What is asked:
Go through the listing and return every line with "Évolution" in it.

Entries:
══════════════════════════════
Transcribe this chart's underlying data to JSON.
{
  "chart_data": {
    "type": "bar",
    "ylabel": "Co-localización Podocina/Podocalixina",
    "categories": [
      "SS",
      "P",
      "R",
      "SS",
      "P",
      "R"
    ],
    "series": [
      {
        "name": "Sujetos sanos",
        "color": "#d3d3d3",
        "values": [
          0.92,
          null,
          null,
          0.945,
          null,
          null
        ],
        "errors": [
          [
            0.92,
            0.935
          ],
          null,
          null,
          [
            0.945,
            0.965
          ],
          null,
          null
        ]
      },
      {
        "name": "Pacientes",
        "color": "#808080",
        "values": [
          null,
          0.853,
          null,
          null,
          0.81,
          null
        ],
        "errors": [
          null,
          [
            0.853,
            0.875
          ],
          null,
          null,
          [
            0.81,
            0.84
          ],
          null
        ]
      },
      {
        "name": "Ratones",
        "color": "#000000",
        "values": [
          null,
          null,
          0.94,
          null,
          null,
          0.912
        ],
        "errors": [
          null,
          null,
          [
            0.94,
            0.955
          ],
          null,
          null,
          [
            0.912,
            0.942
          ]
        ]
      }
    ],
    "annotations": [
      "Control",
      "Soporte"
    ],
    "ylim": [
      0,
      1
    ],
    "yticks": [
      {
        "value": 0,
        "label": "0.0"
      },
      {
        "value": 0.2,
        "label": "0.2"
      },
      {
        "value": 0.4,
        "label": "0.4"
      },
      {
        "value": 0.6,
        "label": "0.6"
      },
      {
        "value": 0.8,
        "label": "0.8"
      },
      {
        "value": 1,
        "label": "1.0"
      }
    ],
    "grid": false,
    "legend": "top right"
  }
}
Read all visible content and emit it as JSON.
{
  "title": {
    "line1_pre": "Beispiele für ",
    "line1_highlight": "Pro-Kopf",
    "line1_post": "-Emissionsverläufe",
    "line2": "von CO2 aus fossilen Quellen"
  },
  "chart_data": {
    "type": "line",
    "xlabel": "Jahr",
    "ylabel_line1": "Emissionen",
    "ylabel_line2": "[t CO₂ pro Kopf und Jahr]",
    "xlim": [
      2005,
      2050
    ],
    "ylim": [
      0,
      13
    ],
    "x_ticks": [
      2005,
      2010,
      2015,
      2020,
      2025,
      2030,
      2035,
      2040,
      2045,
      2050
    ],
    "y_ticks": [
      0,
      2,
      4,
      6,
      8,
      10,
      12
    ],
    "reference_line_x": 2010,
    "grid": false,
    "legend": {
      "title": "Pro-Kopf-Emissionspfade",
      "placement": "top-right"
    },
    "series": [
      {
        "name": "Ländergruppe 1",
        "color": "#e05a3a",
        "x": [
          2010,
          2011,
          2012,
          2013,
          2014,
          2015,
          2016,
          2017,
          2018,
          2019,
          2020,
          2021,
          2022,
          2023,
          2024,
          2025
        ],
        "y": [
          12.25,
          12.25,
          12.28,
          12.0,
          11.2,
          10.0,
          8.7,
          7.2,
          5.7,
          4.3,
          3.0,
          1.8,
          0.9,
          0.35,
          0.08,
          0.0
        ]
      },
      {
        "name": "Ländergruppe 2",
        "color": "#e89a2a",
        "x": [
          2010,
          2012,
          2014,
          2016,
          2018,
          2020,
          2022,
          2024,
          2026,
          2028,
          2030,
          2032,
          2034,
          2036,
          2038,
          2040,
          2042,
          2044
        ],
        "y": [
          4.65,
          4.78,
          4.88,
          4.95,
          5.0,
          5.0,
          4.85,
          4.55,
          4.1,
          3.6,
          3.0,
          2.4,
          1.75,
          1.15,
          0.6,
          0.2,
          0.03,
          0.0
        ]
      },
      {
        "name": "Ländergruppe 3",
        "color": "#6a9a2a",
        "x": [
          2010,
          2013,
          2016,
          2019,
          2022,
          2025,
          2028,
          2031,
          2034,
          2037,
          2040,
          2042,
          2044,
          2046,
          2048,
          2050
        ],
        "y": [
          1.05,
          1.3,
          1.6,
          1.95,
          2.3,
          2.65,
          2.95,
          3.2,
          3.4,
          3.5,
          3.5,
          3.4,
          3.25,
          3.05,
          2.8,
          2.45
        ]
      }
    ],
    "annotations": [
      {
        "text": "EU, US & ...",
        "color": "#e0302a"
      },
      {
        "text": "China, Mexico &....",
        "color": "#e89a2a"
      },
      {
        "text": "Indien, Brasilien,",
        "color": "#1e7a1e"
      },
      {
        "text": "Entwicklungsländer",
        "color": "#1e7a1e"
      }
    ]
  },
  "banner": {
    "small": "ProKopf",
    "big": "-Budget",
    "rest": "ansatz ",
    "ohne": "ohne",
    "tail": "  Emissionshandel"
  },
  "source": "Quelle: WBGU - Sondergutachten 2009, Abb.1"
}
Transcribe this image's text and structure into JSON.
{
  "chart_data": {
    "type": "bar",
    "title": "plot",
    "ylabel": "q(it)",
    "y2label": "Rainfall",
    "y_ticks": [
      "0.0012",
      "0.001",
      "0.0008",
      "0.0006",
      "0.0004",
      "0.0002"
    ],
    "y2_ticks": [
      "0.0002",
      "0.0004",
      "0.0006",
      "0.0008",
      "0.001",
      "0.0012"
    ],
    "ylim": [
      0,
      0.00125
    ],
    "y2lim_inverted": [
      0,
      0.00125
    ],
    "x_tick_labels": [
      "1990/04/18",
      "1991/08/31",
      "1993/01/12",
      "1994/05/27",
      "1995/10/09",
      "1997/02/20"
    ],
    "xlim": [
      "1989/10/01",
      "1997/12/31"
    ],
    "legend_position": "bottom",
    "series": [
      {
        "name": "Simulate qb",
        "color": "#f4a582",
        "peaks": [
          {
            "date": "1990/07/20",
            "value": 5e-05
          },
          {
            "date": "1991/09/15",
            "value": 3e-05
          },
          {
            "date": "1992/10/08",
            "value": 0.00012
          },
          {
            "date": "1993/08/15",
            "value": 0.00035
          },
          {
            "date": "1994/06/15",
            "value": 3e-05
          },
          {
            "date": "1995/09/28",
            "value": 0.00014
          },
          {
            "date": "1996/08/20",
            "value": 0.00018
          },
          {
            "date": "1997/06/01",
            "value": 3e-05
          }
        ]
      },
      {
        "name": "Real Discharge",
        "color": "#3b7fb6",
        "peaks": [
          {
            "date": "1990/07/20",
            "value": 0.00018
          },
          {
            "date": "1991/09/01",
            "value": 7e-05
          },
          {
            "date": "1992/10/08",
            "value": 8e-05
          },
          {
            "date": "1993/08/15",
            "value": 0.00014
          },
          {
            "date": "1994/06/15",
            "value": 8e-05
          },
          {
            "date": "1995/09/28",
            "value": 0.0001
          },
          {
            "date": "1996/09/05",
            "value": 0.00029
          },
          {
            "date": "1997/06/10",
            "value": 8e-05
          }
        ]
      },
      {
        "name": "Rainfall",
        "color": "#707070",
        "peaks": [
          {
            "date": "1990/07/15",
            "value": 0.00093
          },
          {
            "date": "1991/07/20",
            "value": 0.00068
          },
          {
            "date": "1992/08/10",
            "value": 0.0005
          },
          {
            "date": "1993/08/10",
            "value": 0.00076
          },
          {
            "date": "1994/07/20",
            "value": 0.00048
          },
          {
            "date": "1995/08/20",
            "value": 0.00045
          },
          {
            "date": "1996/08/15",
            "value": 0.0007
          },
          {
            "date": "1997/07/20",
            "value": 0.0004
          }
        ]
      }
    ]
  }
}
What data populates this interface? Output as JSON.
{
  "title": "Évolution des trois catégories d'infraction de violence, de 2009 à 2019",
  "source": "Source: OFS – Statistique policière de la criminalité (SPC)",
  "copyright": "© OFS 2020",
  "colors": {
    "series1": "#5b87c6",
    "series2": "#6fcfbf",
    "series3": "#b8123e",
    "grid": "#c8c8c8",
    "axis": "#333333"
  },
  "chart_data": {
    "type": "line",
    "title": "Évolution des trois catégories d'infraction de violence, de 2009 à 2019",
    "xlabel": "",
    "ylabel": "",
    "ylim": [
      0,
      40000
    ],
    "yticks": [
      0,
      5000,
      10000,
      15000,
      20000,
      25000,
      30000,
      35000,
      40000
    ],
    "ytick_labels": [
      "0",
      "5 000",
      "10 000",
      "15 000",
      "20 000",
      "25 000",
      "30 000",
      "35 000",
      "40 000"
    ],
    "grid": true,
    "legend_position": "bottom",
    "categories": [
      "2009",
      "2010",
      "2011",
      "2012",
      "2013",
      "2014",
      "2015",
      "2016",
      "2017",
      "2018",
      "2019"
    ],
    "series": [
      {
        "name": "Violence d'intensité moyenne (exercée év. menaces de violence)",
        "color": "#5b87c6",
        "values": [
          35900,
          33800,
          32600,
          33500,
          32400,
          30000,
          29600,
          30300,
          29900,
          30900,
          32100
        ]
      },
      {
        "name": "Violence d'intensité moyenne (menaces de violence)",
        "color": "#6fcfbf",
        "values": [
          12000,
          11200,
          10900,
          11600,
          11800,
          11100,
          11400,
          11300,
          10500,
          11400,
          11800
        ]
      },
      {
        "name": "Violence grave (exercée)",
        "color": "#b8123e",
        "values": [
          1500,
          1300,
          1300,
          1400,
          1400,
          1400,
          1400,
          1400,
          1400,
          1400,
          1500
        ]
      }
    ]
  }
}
══════════════════════════════
Result below:
  "title": "Évolution des trois catégories d'infraction de violence, de 2009 à 2019",
    "title": "Évolution des trois catégories d'infraction de violence, de 2009 à 2019",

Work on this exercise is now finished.